* Directions for this task
Swap "sidebar-item-label" for "sidebar-text" in the items, from the first line up to and including the line with "118, 244, 158]". Leave everything else in those lines unchanged.

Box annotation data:

::::::::

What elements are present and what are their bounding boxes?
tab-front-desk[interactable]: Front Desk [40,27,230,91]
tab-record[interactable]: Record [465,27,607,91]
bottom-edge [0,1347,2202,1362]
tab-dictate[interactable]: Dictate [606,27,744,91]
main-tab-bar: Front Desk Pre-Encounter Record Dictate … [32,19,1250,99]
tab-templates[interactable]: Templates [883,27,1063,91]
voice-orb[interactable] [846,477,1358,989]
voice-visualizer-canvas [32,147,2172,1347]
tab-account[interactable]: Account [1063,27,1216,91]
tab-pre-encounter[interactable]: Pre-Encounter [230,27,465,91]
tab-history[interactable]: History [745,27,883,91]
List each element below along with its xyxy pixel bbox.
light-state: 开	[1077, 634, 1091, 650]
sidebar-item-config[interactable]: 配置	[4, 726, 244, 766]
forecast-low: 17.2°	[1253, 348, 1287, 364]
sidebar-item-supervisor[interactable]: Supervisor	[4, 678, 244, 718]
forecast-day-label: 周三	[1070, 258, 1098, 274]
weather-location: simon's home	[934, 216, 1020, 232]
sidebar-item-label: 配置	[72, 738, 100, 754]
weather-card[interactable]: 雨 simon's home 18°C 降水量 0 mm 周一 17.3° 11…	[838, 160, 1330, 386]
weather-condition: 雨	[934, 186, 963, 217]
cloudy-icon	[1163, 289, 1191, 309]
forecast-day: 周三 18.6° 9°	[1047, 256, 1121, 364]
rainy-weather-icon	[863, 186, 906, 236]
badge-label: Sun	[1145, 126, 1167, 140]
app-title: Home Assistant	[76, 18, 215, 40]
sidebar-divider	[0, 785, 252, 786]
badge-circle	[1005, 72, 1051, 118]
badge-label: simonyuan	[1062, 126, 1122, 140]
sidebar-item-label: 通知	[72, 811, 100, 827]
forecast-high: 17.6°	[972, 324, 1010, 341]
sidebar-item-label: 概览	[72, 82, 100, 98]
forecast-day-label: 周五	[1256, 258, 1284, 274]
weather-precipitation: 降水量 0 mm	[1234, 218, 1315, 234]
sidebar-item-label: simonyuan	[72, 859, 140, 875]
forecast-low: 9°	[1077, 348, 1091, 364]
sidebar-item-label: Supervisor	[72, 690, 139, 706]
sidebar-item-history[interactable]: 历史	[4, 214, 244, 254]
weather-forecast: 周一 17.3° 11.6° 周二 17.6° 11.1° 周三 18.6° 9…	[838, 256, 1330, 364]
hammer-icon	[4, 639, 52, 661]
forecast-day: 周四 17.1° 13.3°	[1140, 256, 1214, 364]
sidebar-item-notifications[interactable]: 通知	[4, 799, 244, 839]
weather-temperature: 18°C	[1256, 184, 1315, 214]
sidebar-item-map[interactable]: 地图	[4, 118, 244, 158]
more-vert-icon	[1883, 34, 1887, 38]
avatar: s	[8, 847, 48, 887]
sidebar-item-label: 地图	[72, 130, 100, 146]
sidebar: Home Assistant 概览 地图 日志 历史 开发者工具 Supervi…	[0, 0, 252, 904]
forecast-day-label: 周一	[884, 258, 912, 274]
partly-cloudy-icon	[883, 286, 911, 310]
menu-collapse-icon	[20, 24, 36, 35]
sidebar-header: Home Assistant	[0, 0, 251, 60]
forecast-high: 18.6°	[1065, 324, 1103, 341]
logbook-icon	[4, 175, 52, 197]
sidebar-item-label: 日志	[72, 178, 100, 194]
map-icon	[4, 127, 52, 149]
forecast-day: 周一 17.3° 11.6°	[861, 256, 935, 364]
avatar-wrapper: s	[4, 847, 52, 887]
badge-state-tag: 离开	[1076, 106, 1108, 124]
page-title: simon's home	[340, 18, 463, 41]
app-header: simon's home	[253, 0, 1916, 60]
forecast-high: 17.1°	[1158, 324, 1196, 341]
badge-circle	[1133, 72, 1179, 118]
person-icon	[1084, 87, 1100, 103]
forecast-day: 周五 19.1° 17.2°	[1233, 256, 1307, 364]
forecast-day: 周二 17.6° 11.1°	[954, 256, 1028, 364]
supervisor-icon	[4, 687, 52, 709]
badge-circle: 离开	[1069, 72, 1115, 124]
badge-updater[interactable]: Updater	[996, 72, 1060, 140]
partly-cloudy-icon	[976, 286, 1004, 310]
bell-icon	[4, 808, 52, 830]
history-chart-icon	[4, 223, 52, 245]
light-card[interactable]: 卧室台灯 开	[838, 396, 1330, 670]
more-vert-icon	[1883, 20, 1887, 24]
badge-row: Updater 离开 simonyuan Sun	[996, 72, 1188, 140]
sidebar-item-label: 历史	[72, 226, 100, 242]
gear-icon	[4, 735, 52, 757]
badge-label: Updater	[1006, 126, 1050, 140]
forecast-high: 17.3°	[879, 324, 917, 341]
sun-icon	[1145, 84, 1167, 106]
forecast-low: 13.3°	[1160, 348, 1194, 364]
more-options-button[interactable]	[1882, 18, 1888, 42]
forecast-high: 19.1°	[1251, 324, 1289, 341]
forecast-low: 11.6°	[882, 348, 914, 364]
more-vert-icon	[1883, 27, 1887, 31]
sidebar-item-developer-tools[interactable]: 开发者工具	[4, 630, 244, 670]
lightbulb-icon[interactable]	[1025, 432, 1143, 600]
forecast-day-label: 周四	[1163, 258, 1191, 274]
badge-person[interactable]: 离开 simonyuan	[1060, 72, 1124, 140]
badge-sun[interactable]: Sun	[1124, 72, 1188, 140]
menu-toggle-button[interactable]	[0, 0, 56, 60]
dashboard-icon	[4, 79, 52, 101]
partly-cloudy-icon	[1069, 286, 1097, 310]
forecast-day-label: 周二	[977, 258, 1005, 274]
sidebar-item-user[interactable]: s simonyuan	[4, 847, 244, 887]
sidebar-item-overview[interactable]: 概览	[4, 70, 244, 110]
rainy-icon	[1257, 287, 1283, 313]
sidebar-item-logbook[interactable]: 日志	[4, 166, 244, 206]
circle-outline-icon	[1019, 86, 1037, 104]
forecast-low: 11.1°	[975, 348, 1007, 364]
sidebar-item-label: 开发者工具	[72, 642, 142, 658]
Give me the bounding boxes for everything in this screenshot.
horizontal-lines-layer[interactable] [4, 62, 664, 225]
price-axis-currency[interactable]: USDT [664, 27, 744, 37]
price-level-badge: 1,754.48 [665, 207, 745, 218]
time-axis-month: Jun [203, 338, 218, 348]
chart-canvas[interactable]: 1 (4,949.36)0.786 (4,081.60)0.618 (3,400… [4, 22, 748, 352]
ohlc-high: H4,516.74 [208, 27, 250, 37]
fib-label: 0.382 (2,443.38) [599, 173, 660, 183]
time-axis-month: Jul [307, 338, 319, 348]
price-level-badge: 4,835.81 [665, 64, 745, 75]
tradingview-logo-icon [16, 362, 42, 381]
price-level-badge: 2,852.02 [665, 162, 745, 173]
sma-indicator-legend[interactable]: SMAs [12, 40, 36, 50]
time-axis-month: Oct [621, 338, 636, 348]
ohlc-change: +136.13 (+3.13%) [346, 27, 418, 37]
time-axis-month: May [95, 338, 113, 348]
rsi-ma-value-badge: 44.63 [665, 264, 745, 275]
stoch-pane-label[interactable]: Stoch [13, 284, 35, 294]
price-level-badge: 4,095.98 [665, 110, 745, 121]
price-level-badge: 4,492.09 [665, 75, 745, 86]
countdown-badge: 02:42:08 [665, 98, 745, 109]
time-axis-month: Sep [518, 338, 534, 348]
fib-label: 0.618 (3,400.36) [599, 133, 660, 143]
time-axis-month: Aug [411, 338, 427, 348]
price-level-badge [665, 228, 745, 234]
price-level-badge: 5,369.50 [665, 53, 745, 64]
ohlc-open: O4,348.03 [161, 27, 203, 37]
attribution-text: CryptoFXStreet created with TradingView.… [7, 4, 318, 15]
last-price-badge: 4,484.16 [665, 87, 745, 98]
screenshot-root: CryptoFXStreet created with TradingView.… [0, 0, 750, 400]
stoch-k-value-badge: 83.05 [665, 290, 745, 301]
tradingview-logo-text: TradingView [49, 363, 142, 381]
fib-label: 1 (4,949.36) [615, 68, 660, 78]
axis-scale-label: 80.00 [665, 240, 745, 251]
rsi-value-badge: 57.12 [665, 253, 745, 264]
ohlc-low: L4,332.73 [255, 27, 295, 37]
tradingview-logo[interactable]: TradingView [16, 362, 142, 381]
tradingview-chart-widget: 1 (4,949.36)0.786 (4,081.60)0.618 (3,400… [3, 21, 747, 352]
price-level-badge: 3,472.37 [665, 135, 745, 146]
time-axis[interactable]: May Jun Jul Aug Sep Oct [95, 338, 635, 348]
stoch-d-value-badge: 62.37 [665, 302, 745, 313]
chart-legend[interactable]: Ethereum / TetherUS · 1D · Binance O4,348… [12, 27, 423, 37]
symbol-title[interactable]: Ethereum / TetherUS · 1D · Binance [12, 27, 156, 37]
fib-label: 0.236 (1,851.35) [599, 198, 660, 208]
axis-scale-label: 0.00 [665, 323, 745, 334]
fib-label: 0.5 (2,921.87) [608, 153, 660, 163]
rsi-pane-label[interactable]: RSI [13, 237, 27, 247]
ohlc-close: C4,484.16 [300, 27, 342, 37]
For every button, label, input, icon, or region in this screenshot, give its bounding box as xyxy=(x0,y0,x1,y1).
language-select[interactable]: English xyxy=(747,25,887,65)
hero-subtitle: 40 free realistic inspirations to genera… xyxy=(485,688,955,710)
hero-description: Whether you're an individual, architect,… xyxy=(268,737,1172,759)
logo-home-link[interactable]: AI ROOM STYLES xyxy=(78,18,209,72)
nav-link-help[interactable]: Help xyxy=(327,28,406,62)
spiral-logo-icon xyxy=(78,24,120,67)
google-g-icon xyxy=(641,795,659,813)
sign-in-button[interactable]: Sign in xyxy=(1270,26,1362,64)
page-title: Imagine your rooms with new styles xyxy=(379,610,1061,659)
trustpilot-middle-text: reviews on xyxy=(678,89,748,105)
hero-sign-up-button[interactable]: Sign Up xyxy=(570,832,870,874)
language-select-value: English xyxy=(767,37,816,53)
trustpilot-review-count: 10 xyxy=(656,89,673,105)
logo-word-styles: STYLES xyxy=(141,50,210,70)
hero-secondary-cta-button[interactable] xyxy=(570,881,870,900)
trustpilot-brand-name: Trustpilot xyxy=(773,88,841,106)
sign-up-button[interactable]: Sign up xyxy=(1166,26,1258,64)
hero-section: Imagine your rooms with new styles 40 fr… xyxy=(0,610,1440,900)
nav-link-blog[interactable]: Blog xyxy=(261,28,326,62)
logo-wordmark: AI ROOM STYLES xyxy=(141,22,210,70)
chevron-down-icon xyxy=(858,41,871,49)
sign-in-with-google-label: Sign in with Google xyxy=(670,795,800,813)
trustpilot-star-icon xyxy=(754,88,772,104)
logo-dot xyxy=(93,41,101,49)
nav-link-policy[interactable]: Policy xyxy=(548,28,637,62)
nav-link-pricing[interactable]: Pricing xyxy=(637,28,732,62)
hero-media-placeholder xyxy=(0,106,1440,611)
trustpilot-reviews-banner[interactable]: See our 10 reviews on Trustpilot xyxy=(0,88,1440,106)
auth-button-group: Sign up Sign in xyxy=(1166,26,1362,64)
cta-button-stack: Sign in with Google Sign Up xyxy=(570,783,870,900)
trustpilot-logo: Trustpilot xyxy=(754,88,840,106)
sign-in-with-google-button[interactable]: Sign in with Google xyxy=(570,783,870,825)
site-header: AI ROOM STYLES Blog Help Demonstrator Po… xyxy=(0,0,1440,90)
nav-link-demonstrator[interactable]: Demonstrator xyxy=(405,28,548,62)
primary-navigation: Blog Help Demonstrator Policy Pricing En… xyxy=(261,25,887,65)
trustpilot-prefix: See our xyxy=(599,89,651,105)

::::::::

* Task response
What elements are present and what are their bounding boxes?
tab-front-desk[interactable]: Front Desk [40,27,230,91]
tab-record[interactable]: Record [465,27,607,91]
bottom-edge [0,1347,2202,1362]
tab-dictate[interactable]: Dictate [606,27,744,91]
main-tab-bar: Front Desk Pre-Encounter Record Dictate … [32,19,1250,99]
tab-templates[interactable]: Templates [883,27,1063,91]
voice-orb[interactable] [846,477,1358,989]
voice-visualizer-canvas [32,147,2172,1347]
tab-account[interactable]: Account [1063,27,1216,91]
tab-pre-encounter[interactable]: Pre-Encounter [230,27,465,91]
tab-history[interactable]: History [745,27,883,91]
List each element below along with its xyxy pixel bbox.
light-state: 开	[1077, 634, 1091, 650]
sidebar-item-config[interactable]: 配置	[4, 726, 244, 766]
forecast-low: 17.2°	[1253, 348, 1287, 364]
sidebar-item-supervisor[interactable]: Supervisor	[4, 678, 244, 718]
forecast-day-label: 周三	[1070, 258, 1098, 274]
weather-location: simon's home	[934, 216, 1020, 232]
sidebar-text: 配置	[72, 738, 100, 754]
weather-card[interactable]: 雨 simon's home 18°C 降水量 0 mm 周一 17.3° 11…	[838, 160, 1330, 386]
weather-condition: 雨	[934, 186, 963, 217]
cloudy-icon	[1163, 289, 1191, 309]
forecast-day: 周三 18.6° 9°	[1047, 256, 1121, 364]
rainy-weather-icon	[863, 186, 906, 236]
badge-label: Sun	[1145, 126, 1167, 140]
app-title: Home Assistant	[76, 18, 215, 40]
sidebar-divider	[0, 785, 252, 786]
badge-circle	[1005, 72, 1051, 118]
badge-label: simonyuan	[1062, 126, 1122, 140]
sidebar-text: 通知	[72, 811, 100, 827]
forecast-high: 17.6°	[972, 324, 1010, 341]
sidebar-text: 概览	[72, 82, 100, 98]
forecast-day-label: 周五	[1256, 258, 1284, 274]
weather-precipitation: 降水量 0 mm	[1234, 218, 1315, 234]
sidebar-text: simonyuan	[72, 859, 140, 875]
forecast-low: 9°	[1077, 348, 1091, 364]
sidebar-text: Supervisor	[72, 690, 139, 706]
sidebar-item-history[interactable]: 历史	[4, 214, 244, 254]
weather-forecast: 周一 17.3° 11.6° 周二 17.6° 11.1° 周三 18.6° 9…	[838, 256, 1330, 364]
hammer-icon	[4, 639, 52, 661]
forecast-day: 周四 17.1° 13.3°	[1140, 256, 1214, 364]
sidebar-item-notifications[interactable]: 通知	[4, 799, 244, 839]
weather-temperature: 18°C	[1256, 184, 1315, 214]
sidebar-item-map[interactable]: 地图	[4, 118, 244, 158]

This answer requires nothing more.